Give only the number of lines that contain the word "this".

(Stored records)
+++

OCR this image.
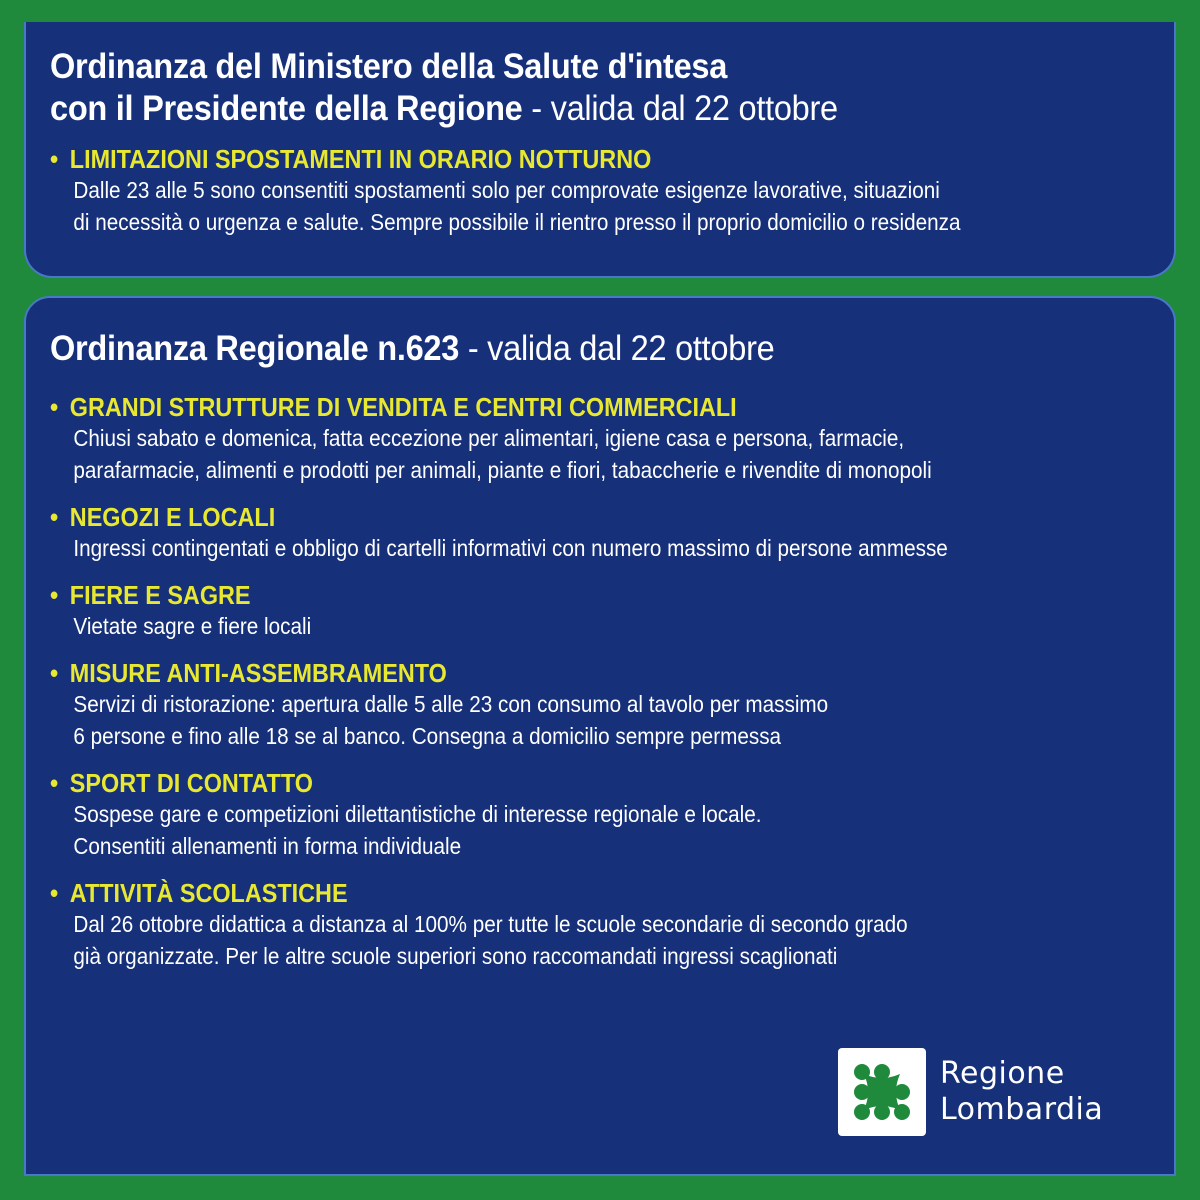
Ordinanza del Ministero della Salute d'intesa
con il Presidente della Regione - valida dal 22 ottobre
• LIMITAZIONI SPOSTAMENTI IN ORARIO NOTTURNO
Dalle 23 alle 5 sono consentiti spostamenti solo per comprovate esigenze lavorative, situazioni
di necessità o urgenza e salute. Sempre possibile il rientro presso il proprio domicilio o residenza
Ordinanza Regionale n.623 - valida dal 22 ottobre
• GRANDI STRUTTURE DI VENDITA E CENTRI COMMERCIALI
Chiusi sabato e domenica, fatta eccezione per alimentari, igiene casa e persona, farmacie,
parafarmacie, alimenti e prodotti per animali, piante e fiori, tabaccherie e rivendite di monopoli
• NEGOZI E LOCALI
Ingressi contingentati e obbligo di cartelli informativi con numero massimo di persone ammesse
• FIERE E SAGRE
Vietate sagre e fiere locali
• MISURE ANTI-ASSEMBRAMENTO
Servizi di ristorazione: apertura dalle 5 alle 23 con consumo al tavolo per massimo
6 persone e fino alle 18 se al banco. Consegna a domicilio sempre permessa
• SPORT DI CONTATTO
Sospese gare e competizioni dilettantistiche di interesse regionale e locale.
Consentiti allenamenti in forma individuale
• ATTIVITÀ SCOLASTICHE
Dal 26 ottobre didattica a distanza al 100% per tutte le scuole secondarie di secondo grado
già organizzate. Per le altre scuole superiori sono raccomandati ingressi scaglionati
Regione
Lombardia
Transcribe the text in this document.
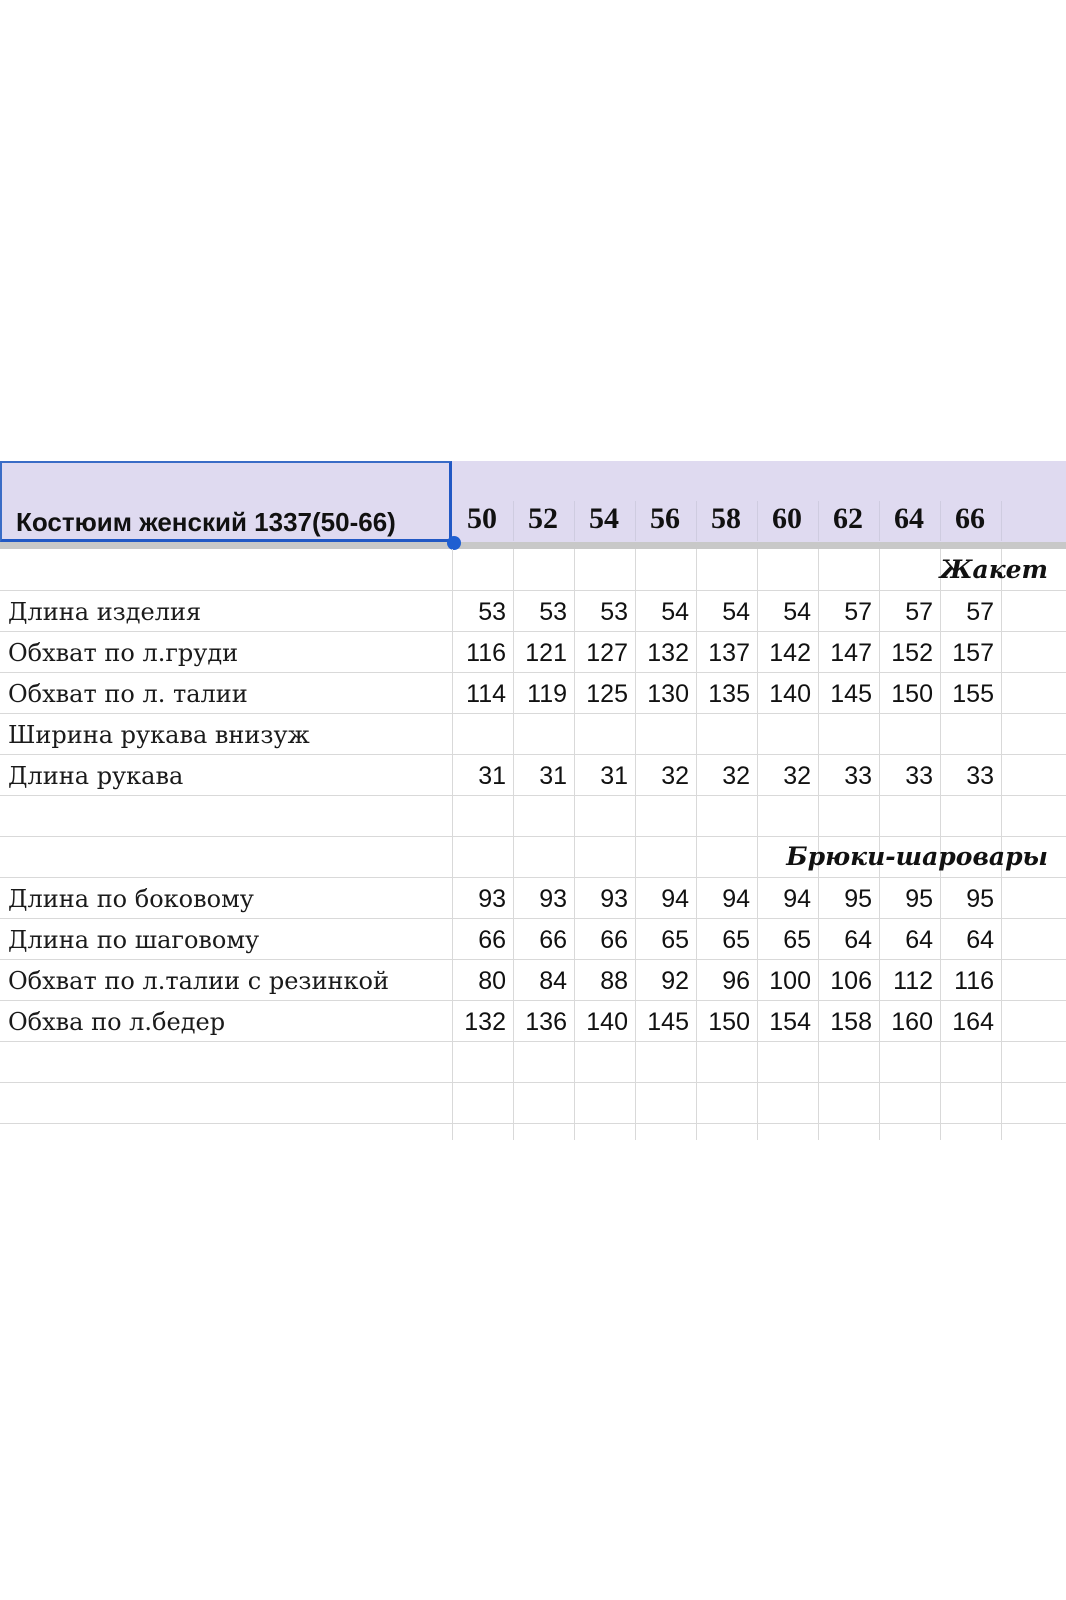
Костюим женский 1337(50-66)	50	52	54	56	58	60	62	64	66
Жакет
Длина изделия	53	53	53	54	54	54	57	57	57
Обхват по л.груди	116 121 127 132 137 142 147 152 157
Обхват по л. талии	114 119 125 130 135 140 145 150 155
Ширина рукава внизуж
Длина рукава	31	31	31	32	32	32	33	33	33
Брюки-шаровары
Длина по боковому	93	93	93	94	94	94	95	95	95
Длина по шаговому	66	66	66	65	65	65	64	64	64
Обхват по л.талии с резинкой	80	84	88	92	96 100 106 112 116
Обхва по л.бедер	132 136 140 145 150 154 158 160 164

+++

**Correct result**. 2